▸ **GIVEN RECORDS**
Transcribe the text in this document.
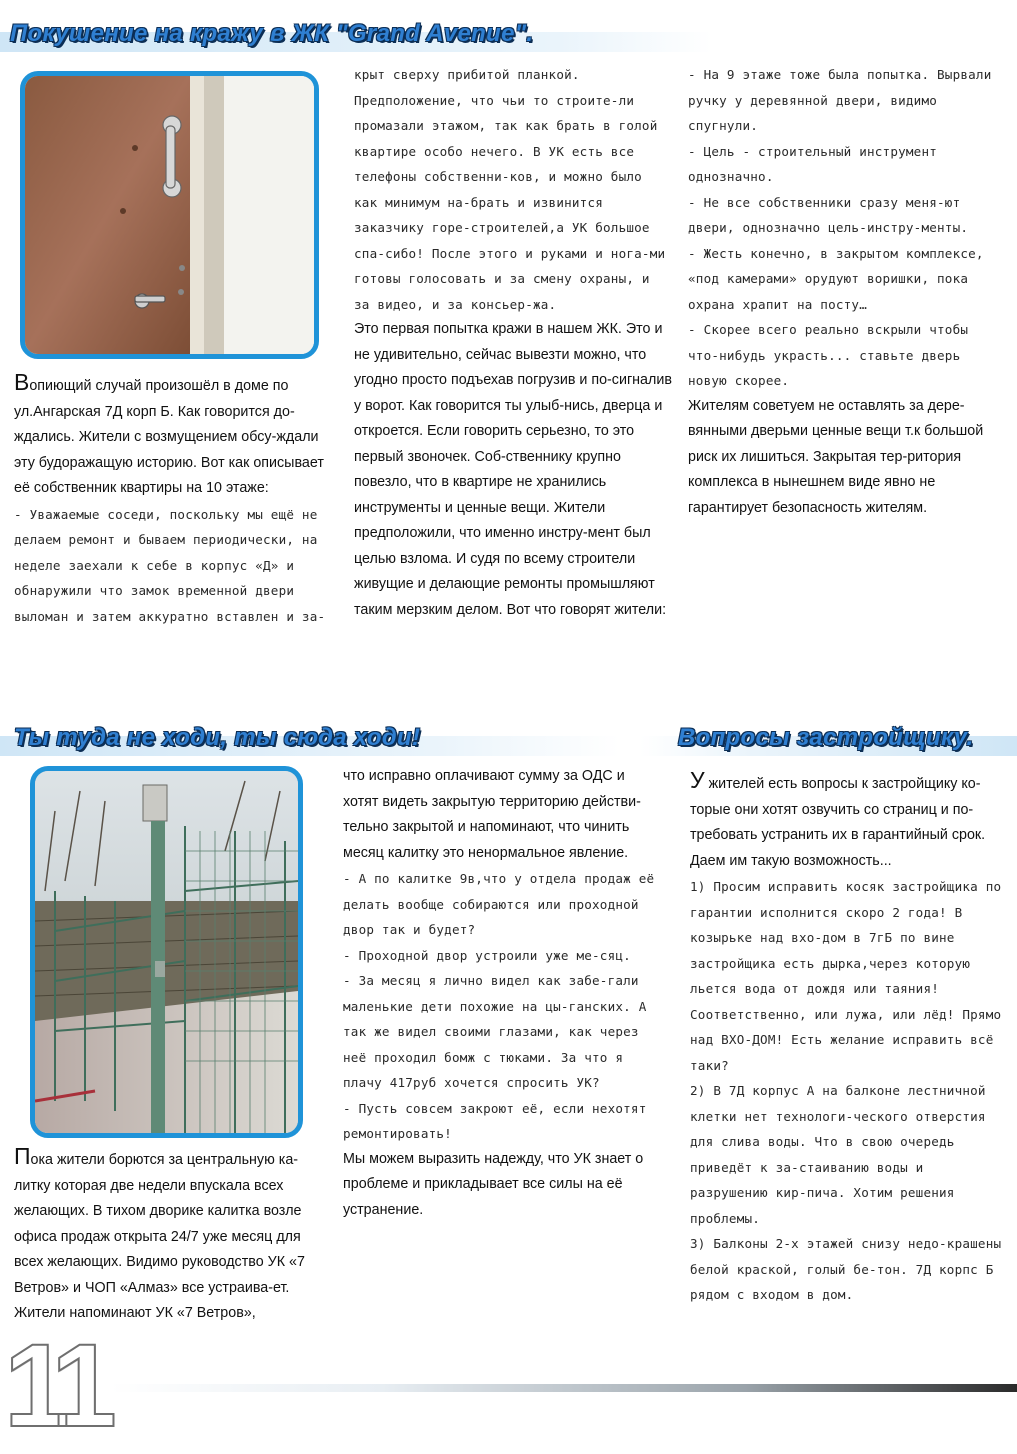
Покушение на кражу в ЖК "Grand Avenue".

Вопиющий случай произошёл в доме по ул.Ангарская 7Д корп Б. Как говорится до-ждались. Жители с возмущением обсу-ждали эту будоражащую историю. Вот как описывает её собственник квартиры на 10 этаже:

- Уважаемые соседи, поскольку мы ещё не делаем ремонт и бываем периодически, на неделе заехали к себе в корпус «Д» и обнаружили что замок временной двери выломан и затем аккуратно вставлен и за-

крыт сверху прибитой планкой. Предположение, что чьи то строите-ли промазали этажом, так как брать в голой квартире особо нечего. В УК есть все телефоны собственни-ков, и можно было как минимум на-брать и извинится заказчику горе-строителей,а УК большое спа-сибо! После этого и руками и нога-ми готовы голосовать и за смену охраны, и за видео, и за консьер-жа.

Это первая попытка кражи в нашем ЖК. Это и не удивительно, сейчас вывезти можно, что угодно просто подъехав погрузив и по-сигналив у ворот. Как говорится ты улыб-нись, дверца и откроется. Если говорить серьезно, то это первый звоночек. Соб-ственнику крупно повезло, что в квартире не хранились инструменты и ценные вещи. Жители предположили, что именно инстру-мент был целью взлома. И судя по всему строители живущие и делающие ремонты промышляют таким мерзким делом. Вот что говорят жители:

- На 9 этаже тоже была попытка. Вырвали ручку у деревянной двери, видимо спугнули.

- Цель - строительный инструмент однозначно.

- Не все собственники сразу меня-ют двери, однозначно цель-инстру-менты.

- Жесть конечно, в закрытом комплексе, «под камерами» орудуют воришки, пока охрана храпит на посту…

- Скорее всего реально вскрыли чтобы что-нибудь украсть... ставьте дверь новую скорее.

Жителям советуем не оставлять за дере-вянными дверьми ценные вещи т.к большой риск их лишиться. Закрытая тер-ритория комплекса в нынешнем виде явно не гарантирует безопасность жителям.

Ты туда не ходи, ты сюда ходи!	Вопросы застройщику.

Пока жители борются за центральную ка-литку которая две недели впускала всех желающих. В тихом дворике калитка возле офиса продаж открыта 24/7 уже месяц для всех желающих. Видимо руководство УК «7 Ветров» и ЧОП «Алмаз» все устраива-ет. Жители напоминают УК «7 Ветров»,

что исправно оплачивают сумму за ОДС и хотят видеть закрытую территорию действи-тельно закрытой и напоминают, что чинить месяц калитку это ненормальное явление.

- А по калитке 9в,что у отдела продаж её делать вообще собираются или проходной двор так и будет?

- Проходной двор устроили уже ме-сяц.

- За месяц я лично видел как забе-гали маленькие дети похожие на цы-ганских. А так же видел своими глазами, как через неё проходил бомж с тюками. За что я плачу 417руб хочется спросить УК?

- Пусть совсем закроют её, если нехотят ремонтировать!

Мы можем выразить надежду, что УК знает о проблеме и прикладывает все силы на её устранение.

У жителей есть вопросы к застройщику ко-торые они хотят озвучить со страниц и по-требовать устранить их в гарантийный срок. Даем им такую возможность...

1) Просим исправить косяк застройщика по гарантии исполнится скоро 2 года! В козырьке над вхо-дом в 7гБ по вине застройщика есть дырка,через которую льется вода от дождя или таяния! Соответственно, или лужа, или лёд! Прямо над ВХО-ДОМ! Есть желание исправить всё таки?

2) В 7Д корпус А на балконе лестничной клетки нет технологи-ческого отверстия для слива воды. Что в свою очередь приведёт к за-стаиванию воды и разрушению кир-пича. Хотим решения проблемы.

3) Балконы 2-х этажей снизу недо-крашены белой краской, голый бе-тон. 7Д корпс Б рядом с входом в дом.

11
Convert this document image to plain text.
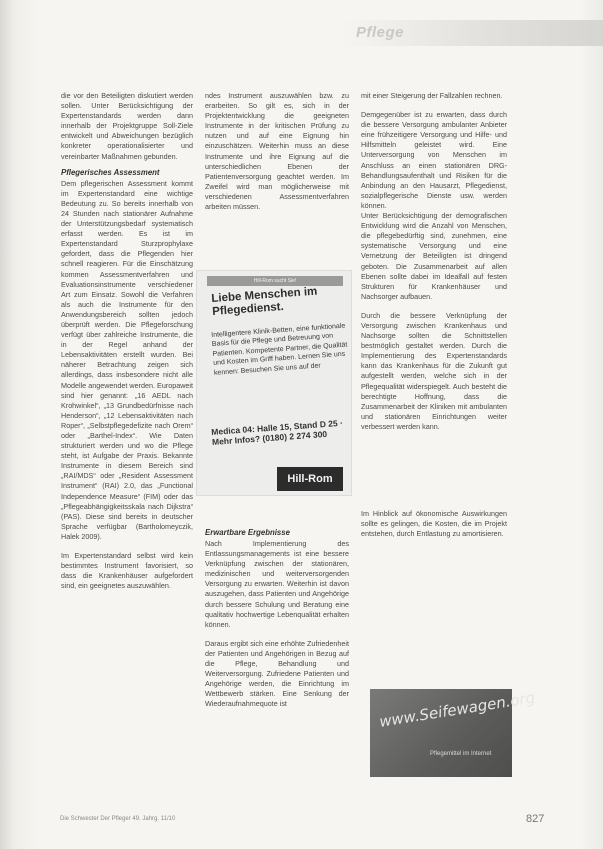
Pflege

die vor den Beteiligten diskutiert werden sollen. Unter Berücksichtigung der Expertenstandards werden dann innerhalb der Projektgruppe Soll-Ziele entwickelt und Abweichungen bezüglich konkreter operationalisierter und vereinbarter Maßnahmen gebunden.

Pflegerisches Assessment

Dem pflegerischen Assessment kommt im Expertenstandard eine wichtige Bedeutung zu. So bereits innerhalb von 24 Stunden nach stationärer Aufnahme der Unterstützungsbedarf systematisch erfasst werden. Es ist im Expertenstandard Sturzprophylaxe gefordert, dass die Pflegenden hier schnell reagieren. Für die Einschätzung kommen Assessmentverfahren und Evaluationsinstrumente verschiedener Art zum Einsatz. Sowohl die Verfahren als auch die Instrumente für den Anwendungsbereich sollten jedoch überprüft werden. Die Pflegeforschung verfügt über zahlreiche Instrumente, die in der Regel anhand der Lebensaktivitäten erstellt wurden. Bei näherer Betrachtung zeigen sich allerdings, dass insbesondere nicht alle Modelle angewendet werden. Europaweit sind hier genannt: „16 AEDL nach Krohwinkel“, „13 Grundbedürfnisse nach Henderson“, „12 Lebensaktivitäten nach Roper“, „Selbstpflegedefizite nach Orem“ oder „Barthel-Index“. Wie Daten strukturiert werden und wo die Pflege steht, ist Aufgabe der Praxis. Bekannte Instrumente in diesem Bereich sind „RAI/MDS“ oder „Resident Assessment Instrument“ (RAI) 2.0, das „Functional Independence Measure“ (FIM) oder das „Pflegeabhängigkeitsskala nach Dijkstra“ (PAS). Diese sind bereits in deutscher Sprache verfügbar (Bartholomeyczik, Halek 2009).

Im Expertenstandard selbst wird kein bestimmtes Instrument favorisiert, so dass die Krankenhäuser aufgefordert sind, ein geeignetes auszuwählen.

ndes Instrument auszuwählen bzw. zu erarbeiten. So gilt es, sich in der Projektentwicklung die geeigneten Instrumente in der kritischen Prüfung zu nutzen und auf eine Eignung hin einzuschätzen. Weiterhin muss an diese Instrumente und ihre Eignung auf die unterschiedlichen Ebenen der Patientenversorgung geachtet werden. Im Zweifel wird man möglicherweise mit verschiedenen Assessmentverfahren arbeiten müssen.

Hill-Rom sucht Sie!
Liebe Menschen im Pflegedienst.
Intelligentere Klinik-Betten, eine funktionale Basis für die Pflege und Betreuung von Patienten. Kompetente Partner, die Qualität und Kosten im Griff haben. Lernen Sie uns kennen: Besuchen Sie uns auf der
Medica 04: Halle 15, Stand D 25 · Mehr Infos? (0180) 2 274 300
Hill-Rom
Erwartbare Ergebnisse

Nach Implementierung des Entlassungsmanagements ist eine bessere Verknüpfung zwischen der stationären, medizinischen und weiterversorgenden Versorgung zu erwarten. Weiterhin ist davon auszugehen, dass Patienten und Angehörige durch bessere Schulung und Beratung eine qualitativ hochwertige Lebenqualität erhalten können.

Daraus ergibt sich eine erhöhte Zufriedenheit der Patienten und Angehörigen in Bezug auf die Pflege, Behandlung und Weiterversorgung. Zufriedene Patienten und Angehörige werden, die Einrichtung im Wettbewerb stärken. Eine Senkung der Wiederaufnahmequote ist

mit einer Steigerung der Fallzahlen rechnen.

Demgegenüber ist zu erwarten, dass durch die bessere Versorgung ambulanter Anbieter eine frühzeitigere Versorgung und Hilfe- und Hilfsmitteln geleistet wird. Eine Unterversorgung von Menschen im Anschluss an einen stationären DRG-Behandlungsaufenthalt und Risiken für die Anbindung an den Hausarzt, Pflegedienst, sozialpflegerische Dienste usw. werden können.

Unter Berücksichtigung der demografischen Entwicklung wird die Anzahl von Menschen, die pflegebedürftig sind, zunehmen, eine systematische Versorgung und eine Vernetzung der Beteiligten ist dringend geboten. Die Zusammenarbeit auf allen Ebenen sollte dabei im Idealfall auf festen Strukturen für Krankenhäuser und Nachsorger aufbauen.

Durch die bessere Verknüpfung der Versorgung zwischen Krankenhaus und Nachsorge sollten die Schnittstellen bestmöglich gestaltet werden. Durch die Implementierung des Expertenstandards kann das Krankenhaus für die Zukunft gut aufgestellt werden, welche sich in der Pflegequalität widerspiegelt. Auch besteht die berechtigte Hoffnung, dass die Zusammenarbeit der Kliniken mit ambulanten und stationären Einrichtungen weiter verbessert werden kann.

Im Hinblick auf ökonomische Auswirkungen sollte es gelingen, die Kosten, die im Projekt entstehen, durch Entlastung zu amortisieren.

www.Seifewagen.org
Pflegemittel im Internet
Die Schwester Der Pfleger 49. Jahrg. 11/10	827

▸ **STATED GOAL**
How many lines of the entries above hold the string "застройщику"? Reply with the number alone.

▸ **RESPONSE**
2